### EXERCISE TASK
Write out every entry exactly as given, but omit the pictures.
━━━━━ DATA FOR THIS EXERCISE ━━━━━
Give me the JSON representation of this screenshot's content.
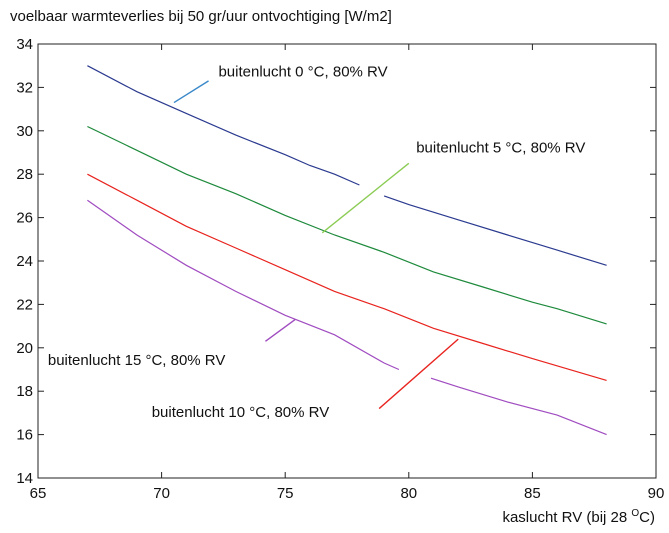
{
  "chart_data": {
    "type": "line",
    "title": "voelbaar warmteverlies bij 50 gr/uur ontvochtiging [W/m2]",
    "xlabel_main": "kaslucht RV (bij 28 ",
    "xlabel_sup": "O",
    "xlabel_end": "C)",
    "xlim": [
      65,
      90
    ],
    "ylim": [
      14,
      34
    ],
    "xticks": [
      65,
      70,
      75,
      80,
      85,
      90
    ],
    "yticks": [
      14,
      16,
      18,
      20,
      22,
      24,
      26,
      28,
      30,
      32,
      34
    ],
    "grid": false,
    "series": [
      {
        "name": "buitenlucht 0 °C, 80% RV",
        "color": "#2b3a8f",
        "segments": [
          [
            [
              67,
              33.0
            ],
            [
              69,
              31.8
            ],
            [
              71,
              30.8
            ],
            [
              73,
              29.8
            ],
            [
              75,
              28.9
            ],
            [
              76,
              28.4
            ],
            [
              77,
              28.0
            ],
            [
              78,
              27.5
            ]
          ],
          [
            [
              79,
              27.0
            ],
            [
              80,
              26.6
            ],
            [
              82,
              25.9
            ],
            [
              84,
              25.2
            ],
            [
              86,
              24.5
            ],
            [
              88,
              23.8
            ]
          ]
        ],
        "label_pos": [
          72.3,
          32.5
        ],
        "leader": [
          [
            70.5,
            31.3
          ],
          [
            71.9,
            32.3
          ]
        ],
        "leader_color": "#3a88c8"
      },
      {
        "name": "buitenlucht 5 °C, 80% RV",
        "color": "#1e8a3c",
        "segments": [
          [
            [
              67,
              30.2
            ],
            [
              69,
              29.1
            ],
            [
              71,
              28.0
            ],
            [
              73,
              27.1
            ],
            [
              75,
              26.1
            ],
            [
              77,
              25.2
            ],
            [
              79,
              24.4
            ],
            [
              81,
              23.5
            ],
            [
              83,
              22.8
            ],
            [
              85,
              22.1
            ],
            [
              86,
              21.8
            ],
            [
              88,
              21.1
            ]
          ]
        ],
        "label_pos": [
          80.3,
          29.0
        ],
        "leader": [
          [
            76.5,
            25.3
          ],
          [
            80.0,
            28.5
          ]
        ],
        "leader_color": "#8ccc55"
      },
      {
        "name": "buitenlucht 10 °C, 80% RV",
        "color": "#e8231e",
        "segments": [
          [
            [
              67,
              28.0
            ],
            [
              69,
              26.8
            ],
            [
              71,
              25.6
            ],
            [
              73,
              24.6
            ],
            [
              75,
              23.6
            ],
            [
              77,
              22.6
            ],
            [
              79,
              21.8
            ],
            [
              81,
              20.9
            ],
            [
              83,
              20.2
            ],
            [
              85,
              19.5
            ],
            [
              88,
              18.5
            ]
          ]
        ],
        "label_pos": [
          69.6,
          16.8
        ],
        "leader": [
          [
            78.8,
            17.2
          ],
          [
            82.0,
            20.4
          ]
        ],
        "leader_color": "#e8231e"
      },
      {
        "name": "buitenlucht 15 °C, 80% RV",
        "color": "#a04cc0",
        "segments": [
          [
            [
              67,
              26.8
            ],
            [
              69,
              25.2
            ],
            [
              71,
              23.8
            ],
            [
              73,
              22.6
            ],
            [
              75,
              21.5
            ],
            [
              77,
              20.6
            ],
            [
              79,
              19.3
            ],
            [
              79.6,
              19.0
            ]
          ],
          [
            [
              80.9,
              18.6
            ],
            [
              82,
              18.2
            ],
            [
              84,
              17.5
            ],
            [
              86,
              16.9
            ],
            [
              88,
              16.0
            ]
          ]
        ],
        "label_pos": [
          65.4,
          19.2
        ],
        "leader": [
          [
            74.2,
            20.3
          ],
          [
            75.4,
            21.3
          ]
        ],
        "leader_color": "#a04cc0"
      }
    ]
  }
}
━━━━━
### FINAL ANSWER
Give me the JSON representation of this screenshot's content.
{
  "chart_data": {
    "type": "line",
    "title": "voelbaar warmteverlies bij 50 gr/uur ontvochtiging [W/m2]",
    "xlabel_main": "kaslucht RV (bij 28 ",
    "xlabel_sup": "O",
    "xlabel_end": "C)",
    "xlim": [
      65,
      90
    ],
    "ylim": [
      14,
      34
    ],
    "xticks": [
      65,
      70,
      75,
      80,
      85,
      90
    ],
    "yticks": [
      14,
      16,
      18,
      20,
      22,
      24,
      26,
      28,
      30,
      32,
      34
    ],
    "grid": false,
    "series": [
      {
        "name": "buitenlucht 0 °C, 80% RV",
        "color": "#2b3a8f",
        "segments": [
          [
            [
              67,
              33.0
            ],
            [
              69,
              31.8
            ],
            [
              71,
              30.8
            ],
            [
              73,
              29.8
            ],
            [
              75,
              28.9
            ],
            [
              76,
              28.4
            ],
            [
              77,
              28.0
            ],
            [
              78,
              27.5
            ]
          ],
          [
            [
              79,
              27.0
            ],
            [
              80,
              26.6
            ],
            [
              82,
              25.9
            ],
            [
              84,
              25.2
            ],
            [
              86,
              24.5
            ],
            [
              88,
              23.8
            ]
          ]
        ],
        "label_pos": [
          72.3,
          32.5
        ],
        "leader": [
          [
            70.5,
            31.3
          ],
          [
            71.9,
            32.3
          ]
        ],
        "leader_color": "#3a88c8"
      },
      {
        "name": "buitenlucht 5 °C, 80% RV",
        "color": "#1e8a3c",
        "segments": [
          [
            [
              67,
              30.2
            ],
            [
              69,
              29.1
            ],
            [
              71,
              28.0
            ],
            [
              73,
              27.1
            ],
            [
              75,
              26.1
            ],
            [
              77,
              25.2
            ],
            [
              79,
              24.4
            ],
            [
              81,
              23.5
            ],
            [
              83,
              22.8
            ],
            [
              85,
              22.1
            ],
            [
              86,
              21.8
            ],
            [
              88,
              21.1
            ]
          ]
        ],
        "label_pos": [
          80.3,
          29.0
        ],
        "leader": [
          [
            76.5,
            25.3
          ],
          [
            80.0,
            28.5
          ]
        ],
        "leader_color": "#8ccc55"
      },
      {
        "name": "buitenlucht 10 °C, 80% RV",
        "color": "#e8231e",
        "segments": [
          [
            [
              67,
              28.0
            ],
            [
              69,
              26.8
            ],
            [
              71,
              25.6
            ],
            [
              73,
              24.6
            ],
            [
              75,
              23.6
            ],
            [
              77,
              22.6
            ],
            [
              79,
              21.8
            ],
            [
              81,
              20.9
            ],
            [
              83,
              20.2
            ],
            [
              85,
              19.5
            ],
            [
              88,
              18.5
            ]
          ]
        ],
        "label_pos": [
          69.6,
          16.8
        ],
        "leader": [
          [
            78.8,
            17.2
          ],
          [
            82.0,
            20.4
          ]
        ],
        "leader_color": "#e8231e"
      },
      {
        "name": "buitenlucht 15 °C, 80% RV",
        "color": "#a04cc0",
        "segments": [
          [
            [
              67,
              26.8
            ],
            [
              69,
              25.2
            ],
            [
              71,
              23.8
            ],
            [
              73,
              22.6
            ],
            [
              75,
              21.5
            ],
            [
              77,
              20.6
            ],
            [
              79,
              19.3
            ],
            [
              79.6,
              19.0
            ]
          ],
          [
            [
              80.9,
              18.6
            ],
            [
              82,
              18.2
            ],
            [
              84,
              17.5
            ],
            [
              86,
              16.9
            ],
            [
              88,
              16.0
            ]
          ]
        ],
        "label_pos": [
          65.4,
          19.2
        ],
        "leader": [
          [
            74.2,
            20.3
          ],
          [
            75.4,
            21.3
          ]
        ],
        "leader_color": "#a04cc0"
      }
    ]
  }
}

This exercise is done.